Repeat the data verbatim.

--- TASK DATA ---

════════

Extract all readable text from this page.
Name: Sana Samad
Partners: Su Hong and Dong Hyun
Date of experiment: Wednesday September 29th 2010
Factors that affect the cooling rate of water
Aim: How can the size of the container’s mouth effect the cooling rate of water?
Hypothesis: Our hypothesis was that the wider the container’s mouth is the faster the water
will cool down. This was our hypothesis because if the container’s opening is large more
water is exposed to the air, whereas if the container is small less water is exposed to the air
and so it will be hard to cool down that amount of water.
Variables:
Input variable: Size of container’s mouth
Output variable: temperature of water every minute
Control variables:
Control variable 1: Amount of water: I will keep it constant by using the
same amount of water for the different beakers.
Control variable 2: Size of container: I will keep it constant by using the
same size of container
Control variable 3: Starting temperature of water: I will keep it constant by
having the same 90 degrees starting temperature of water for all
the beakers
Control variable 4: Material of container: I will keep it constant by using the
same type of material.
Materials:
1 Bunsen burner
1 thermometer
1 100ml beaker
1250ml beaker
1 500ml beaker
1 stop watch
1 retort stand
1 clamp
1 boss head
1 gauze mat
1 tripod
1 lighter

════════

--- SOLUTION FOR THIS TASK ---
Extract all readable text from this page.
Name: Sana Samad
Partners: Su Hong and Dong Hyun
Date of experiment: Wednesday September 29th 2010
Factors that affect the cooling rate of water
Aim: How can the size of the container’s mouth effect the cooling rate of water?
Hypothesis: Our hypothesis was that the wider the container’s mouth is the faster the water
will cool down. This was our hypothesis because if the container’s opening is large more
water is exposed to the air, whereas if the container is small less water is exposed to the air
and so it will be hard to cool down that amount of water.
Variables:
Input variable: Size of container’s mouth
Output variable: temperature of water every minute
Control variables:
Control variable 1: Amount of water: I will keep it constant by using the
same amount of water for the different beakers.
Control variable 2: Size of container: I will keep it constant by using the
same size of container
Control variable 3: Starting temperature of water: I will keep it constant by
having the same 90 degrees starting temperature of water for all
the beakers
Control variable 4: Material of container: I will keep it constant by using the
same type of material.
Materials:
1 Bunsen burner
1 thermometer
1 100ml beaker
1250ml beaker
1 500ml beaker
1 stop watch
1 retort stand
1 clamp
1 boss head
1 gauze mat
1 tripod
1 lighter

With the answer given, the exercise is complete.